start Information supplied
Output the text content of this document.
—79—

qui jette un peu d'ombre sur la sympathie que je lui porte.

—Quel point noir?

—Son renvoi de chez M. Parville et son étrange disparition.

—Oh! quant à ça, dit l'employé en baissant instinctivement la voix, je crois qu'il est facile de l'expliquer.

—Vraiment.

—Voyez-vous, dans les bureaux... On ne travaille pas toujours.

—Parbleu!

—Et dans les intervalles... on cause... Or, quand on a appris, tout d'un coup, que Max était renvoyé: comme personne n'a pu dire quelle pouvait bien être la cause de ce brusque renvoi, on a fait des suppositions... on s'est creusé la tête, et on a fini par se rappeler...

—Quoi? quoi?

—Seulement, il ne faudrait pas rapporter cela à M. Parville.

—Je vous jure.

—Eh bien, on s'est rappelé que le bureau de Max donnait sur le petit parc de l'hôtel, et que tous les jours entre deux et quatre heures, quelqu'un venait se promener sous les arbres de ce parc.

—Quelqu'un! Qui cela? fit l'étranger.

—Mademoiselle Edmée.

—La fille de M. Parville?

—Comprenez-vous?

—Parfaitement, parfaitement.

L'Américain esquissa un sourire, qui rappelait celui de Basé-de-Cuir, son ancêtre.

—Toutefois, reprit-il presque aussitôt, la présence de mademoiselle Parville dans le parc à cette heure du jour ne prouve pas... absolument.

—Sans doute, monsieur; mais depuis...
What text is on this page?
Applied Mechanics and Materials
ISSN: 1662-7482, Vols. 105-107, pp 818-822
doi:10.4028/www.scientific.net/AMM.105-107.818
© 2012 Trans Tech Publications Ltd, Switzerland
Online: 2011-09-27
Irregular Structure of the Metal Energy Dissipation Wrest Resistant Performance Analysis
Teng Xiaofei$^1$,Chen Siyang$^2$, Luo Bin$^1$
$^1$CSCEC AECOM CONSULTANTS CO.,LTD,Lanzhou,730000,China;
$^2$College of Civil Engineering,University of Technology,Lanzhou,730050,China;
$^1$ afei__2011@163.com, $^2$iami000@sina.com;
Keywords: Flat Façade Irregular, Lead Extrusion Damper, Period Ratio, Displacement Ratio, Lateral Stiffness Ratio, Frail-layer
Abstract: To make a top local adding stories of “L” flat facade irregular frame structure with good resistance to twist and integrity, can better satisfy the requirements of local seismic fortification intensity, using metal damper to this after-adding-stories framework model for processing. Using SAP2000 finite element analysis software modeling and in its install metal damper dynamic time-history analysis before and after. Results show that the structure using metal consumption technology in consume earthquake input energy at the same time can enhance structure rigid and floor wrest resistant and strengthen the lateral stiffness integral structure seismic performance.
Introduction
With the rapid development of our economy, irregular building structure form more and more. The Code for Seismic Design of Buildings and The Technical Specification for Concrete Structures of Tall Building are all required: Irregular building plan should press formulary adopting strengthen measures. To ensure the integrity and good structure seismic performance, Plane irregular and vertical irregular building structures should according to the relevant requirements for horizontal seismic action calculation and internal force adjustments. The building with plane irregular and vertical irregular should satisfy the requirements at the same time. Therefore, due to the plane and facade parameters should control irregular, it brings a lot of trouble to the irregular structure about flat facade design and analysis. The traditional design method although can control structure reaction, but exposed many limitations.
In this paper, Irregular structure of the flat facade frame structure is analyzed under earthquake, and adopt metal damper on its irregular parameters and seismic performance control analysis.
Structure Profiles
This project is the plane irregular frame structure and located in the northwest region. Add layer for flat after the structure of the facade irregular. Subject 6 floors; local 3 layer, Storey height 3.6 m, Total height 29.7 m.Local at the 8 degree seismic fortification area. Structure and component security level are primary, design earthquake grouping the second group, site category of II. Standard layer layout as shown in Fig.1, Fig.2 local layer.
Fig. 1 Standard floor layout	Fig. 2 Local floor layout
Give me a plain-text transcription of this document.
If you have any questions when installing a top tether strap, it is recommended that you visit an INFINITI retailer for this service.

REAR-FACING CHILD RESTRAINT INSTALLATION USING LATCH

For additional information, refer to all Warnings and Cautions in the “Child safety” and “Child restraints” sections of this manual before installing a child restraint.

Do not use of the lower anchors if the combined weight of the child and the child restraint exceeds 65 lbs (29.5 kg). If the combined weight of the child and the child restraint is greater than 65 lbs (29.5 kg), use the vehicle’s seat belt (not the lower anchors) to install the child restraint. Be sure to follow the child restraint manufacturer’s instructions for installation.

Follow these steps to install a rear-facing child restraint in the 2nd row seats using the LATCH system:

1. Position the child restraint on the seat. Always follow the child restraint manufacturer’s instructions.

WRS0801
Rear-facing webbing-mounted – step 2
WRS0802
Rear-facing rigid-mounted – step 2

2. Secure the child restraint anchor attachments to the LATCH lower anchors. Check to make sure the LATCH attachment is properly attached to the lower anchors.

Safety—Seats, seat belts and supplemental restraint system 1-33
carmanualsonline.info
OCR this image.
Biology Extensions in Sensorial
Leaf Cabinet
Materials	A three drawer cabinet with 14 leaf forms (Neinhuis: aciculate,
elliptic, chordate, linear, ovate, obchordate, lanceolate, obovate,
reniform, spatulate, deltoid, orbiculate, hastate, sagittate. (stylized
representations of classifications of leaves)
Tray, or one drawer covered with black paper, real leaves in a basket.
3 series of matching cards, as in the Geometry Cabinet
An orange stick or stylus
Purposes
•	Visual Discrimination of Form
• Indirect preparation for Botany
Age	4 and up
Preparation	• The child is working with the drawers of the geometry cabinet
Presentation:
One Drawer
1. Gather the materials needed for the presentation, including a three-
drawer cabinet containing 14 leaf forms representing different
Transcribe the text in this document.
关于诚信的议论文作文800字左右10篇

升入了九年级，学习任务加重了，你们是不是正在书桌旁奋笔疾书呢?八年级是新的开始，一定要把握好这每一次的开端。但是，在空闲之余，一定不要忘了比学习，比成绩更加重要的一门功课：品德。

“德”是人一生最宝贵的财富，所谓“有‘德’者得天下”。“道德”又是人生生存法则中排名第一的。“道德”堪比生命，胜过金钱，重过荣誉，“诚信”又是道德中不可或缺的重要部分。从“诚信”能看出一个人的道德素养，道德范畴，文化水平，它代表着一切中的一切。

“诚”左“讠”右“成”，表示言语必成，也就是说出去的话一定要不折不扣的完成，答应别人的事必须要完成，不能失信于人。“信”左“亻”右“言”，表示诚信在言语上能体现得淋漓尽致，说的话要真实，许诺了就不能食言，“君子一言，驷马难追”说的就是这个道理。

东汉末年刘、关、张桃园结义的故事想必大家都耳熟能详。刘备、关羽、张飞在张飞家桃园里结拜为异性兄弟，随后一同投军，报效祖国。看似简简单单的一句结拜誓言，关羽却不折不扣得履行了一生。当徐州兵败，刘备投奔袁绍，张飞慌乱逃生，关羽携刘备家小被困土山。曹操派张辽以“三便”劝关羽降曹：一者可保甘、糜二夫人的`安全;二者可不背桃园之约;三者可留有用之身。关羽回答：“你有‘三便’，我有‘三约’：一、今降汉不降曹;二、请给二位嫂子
end Information supplied
Problem details - Take the listing above and set it down exactly.

Completed exercise -
Output the text content of this document.
—79—

qui jette un peu d'ombre sur la sympathie que je lui porte.

—Quel point noir?

—Son renvoi de chez M. Parville et son étrange disparition.

—Oh! quant à ça, dit l'employé en baissant instinctivement la voix, je crois qu'il est facile de l'expliquer.

—Vraiment.

—Voyez-vous, dans les bureaux... On ne travaille pas toujours.

—Parbleu!

—Et dans les intervalles... on cause... Or, quand on a appris, tout d'un coup, que Max était renvoyé: comme personne n'a pu dire quelle pouvait bien être la cause de ce brusque renvoi, on a fait des suppositions... on s'est creusé la tête, et on a fini par se rappeler...

—Quoi? quoi?

—Seulement, il ne faudrait pas rapporter cela à M. Parville.

—Je vous jure.

—Eh bien, on s'est rappelé que le bureau de Max donnait sur le petit parc de l'hôtel, et que tous les jours entre deux et quatre heures, quelqu'un venait se promener sous les arbres de ce parc.

—Quelqu'un! Qui cela? fit l'étranger.

—Mademoiselle Edmée.

—La fille de M. Parville?

—Comprenez-vous?

—Parfaitement, parfaitement.

L'Américain esquissa un sourire, qui rappelait celui de Basé-de-Cuir, son ancêtre.

—Toutefois, reprit-il presque aussitôt, la présence de mademoiselle Parville dans le parc à cette heure du jour ne prouve pas... absolument.

—Sans doute, monsieur; mais depuis...
What text is on this page?
Applied Mechanics and Materials
ISSN: 1662-7482, Vols. 105-107, pp 818-822
doi:10.4028/www.scientific.net/AMM.105-107.818
© 2012 Trans Tech Publications Ltd, Switzerland
Online: 2011-09-27
Irregular Structure of the Metal Energy Dissipation Wrest Resistant Performance Analysis
Teng Xiaofei$^1$,Chen Siyang$^2$, Luo Bin$^1$
$^1$CSCEC AECOM CONSULTANTS CO.,LTD,Lanzhou,730000,China;
$^2$College of Civil Engineering,University of Technology,Lanzhou,730050,China;
$^1$ afei__2011@163.com, $^2$iami000@sina.com;
Keywords: Flat Façade Irregular, Lead Extrusion Damper, Period Ratio, Displacement Ratio, Lateral Stiffness Ratio, Frail-layer
Abstract: To make a top local adding stories of “L” flat facade irregular frame structure with good resistance to twist and integrity, can better satisfy the requirements of local seismic fortification intensity, using metal damper to this after-adding-stories framework model for processing. Using SAP2000 finite element analysis software modeling and in its install metal damper dynamic time-history analysis before and after. Results show that the structure using metal consumption technology in consume earthquake input energy at the same time can enhance structure rigid and floor wrest resistant and strengthen the lateral stiffness integral structure seismic performance.
Introduction
With the rapid development of our economy, irregular building structure form more and more. The Code for Seismic Design of Buildings and The Technical Specification for Concrete Structures of Tall Building are all required: Irregular building plan should press formulary adopting strengthen measures. To ensure the integrity and good structure seismic performance, Plane irregular and vertical irregular building structures should according to the relevant requirements for horizontal seismic action calculation and internal force adjustments. The building with plane irregular and vertical irregular should satisfy the requirements at the same time. Therefore, due to the plane and facade parameters should control irregular, it brings a lot of trouble to the irregular structure about flat facade design and analysis. The traditional design method although can control structure reaction, but exposed many limitations.
In this paper, Irregular structure of the flat facade frame structure is analyzed under earthquake, and adopt metal damper on its irregular parameters and seismic performance control analysis.
Structure Profiles
This project is the plane irregular frame structure and located in the northwest region. Add layer for flat after the structure of the facade irregular. Subject 6 floors; local 3 layer, Storey height 3.6 m, Total height 29.7 m.Local at the 8 degree seismic fortification area. Structure and component security level are primary, design earthquake grouping the second group, site category of II. Standard layer layout as shown in Fig.1, Fig.2 local layer.
Fig. 1 Standard floor layout	Fig. 2 Local floor layout
Give me a plain-text transcription of this document.
If you have any questions when installing a top tether strap, it is recommended that you visit an INFINITI retailer for this service.

REAR-FACING CHILD RESTRAINT INSTALLATION USING LATCH

For additional information, refer to all Warnings and Cautions in the “Child safety” and “Child restraints” sections of this manual before installing a child restraint.

Do not use of the lower anchors if the combined weight of the child and the child restraint exceeds 65 lbs (29.5 kg). If the combined weight of the child and the child restraint is greater than 65 lbs (29.5 kg), use the vehicle’s seat belt (not the lower anchors) to install the child restraint. Be sure to follow the child restraint manufacturer’s instructions for installation.

Follow these steps to install a rear-facing child restraint in the 2nd row seats using the LATCH system:

1. Position the child restraint on the seat. Always follow the child restraint manufacturer’s instructions.

WRS0801
Rear-facing webbing-mounted – step 2
WRS0802
Rear-facing rigid-mounted – step 2

2. Secure the child restraint anchor attachments to the LATCH lower anchors. Check to make sure the LATCH attachment is properly attached to the lower anchors.

Safety—Seats, seat belts and supplemental restraint system 1-33
carmanualsonline.info
OCR this image.
Biology Extensions in Sensorial
Leaf Cabinet
Materials	A three drawer cabinet with 14 leaf forms (Neinhuis: aciculate,
elliptic, chordate, linear, ovate, obchordate, lanceolate, obovate,
reniform, spatulate, deltoid, orbiculate, hastate, sagittate. (stylized
representations of classifications of leaves)
Tray, or one drawer covered with black paper, real leaves in a basket.
3 series of matching cards, as in the Geometry Cabinet
An orange stick or stylus
Purposes
•	Visual Discrimination of Form
• Indirect preparation for Botany
Age	4 and up
Preparation	• The child is working with the drawers of the geometry cabinet
Presentation:
One Drawer
1. Gather the materials needed for the presentation, including a three-
drawer cabinet containing 14 leaf forms representing different
Transcribe the text in this document.
关于诚信的议论文作文800字左右10篇

升入了九年级，学习任务加重了，你们是不是正在书桌旁奋笔疾书呢?八年级是新的开始，一定要把握好这每一次的开端。但是，在空闲之余，一定不要忘了比学习，比成绩更加重要的一门功课：品德。

“德”是人一生最宝贵的财富，所谓“有‘德’者得天下”。“道德”又是人生生存法则中排名第一的。“道德”堪比生命，胜过金钱，重过荣誉，“诚信”又是道德中不可或缺的重要部分。从“诚信”能看出一个人的道德素养，道德范畴，文化水平，它代表着一切中的一切。

“诚”左“讠”右“成”，表示言语必成，也就是说出去的话一定要不折不扣的完成，答应别人的事必须要完成，不能失信于人。“信”左“亻”右“言”，表示诚信在言语上能体现得淋漓尽致，说的话要真实，许诺了就不能食言，“君子一言，驷马难追”说的就是这个道理。

东汉末年刘、关、张桃园结义的故事想必大家都耳熟能详。刘备、关羽、张飞在张飞家桃园里结拜为异性兄弟，随后一同投军，报效祖国。看似简简单单的一句结拜誓言，关羽却不折不扣得履行了一生。当徐州兵败，刘备投奔袁绍，张飞慌乱逃生，关羽携刘备家小被困土山。曹操派张辽以“三便”劝关羽降曹：一者可保甘、糜二夫人的`安全;二者可不背桃园之约;三者可留有用之身。关羽回答：“你有‘三便’，我有‘三约’：一、今降汉不降曹;二、请给二位嫂子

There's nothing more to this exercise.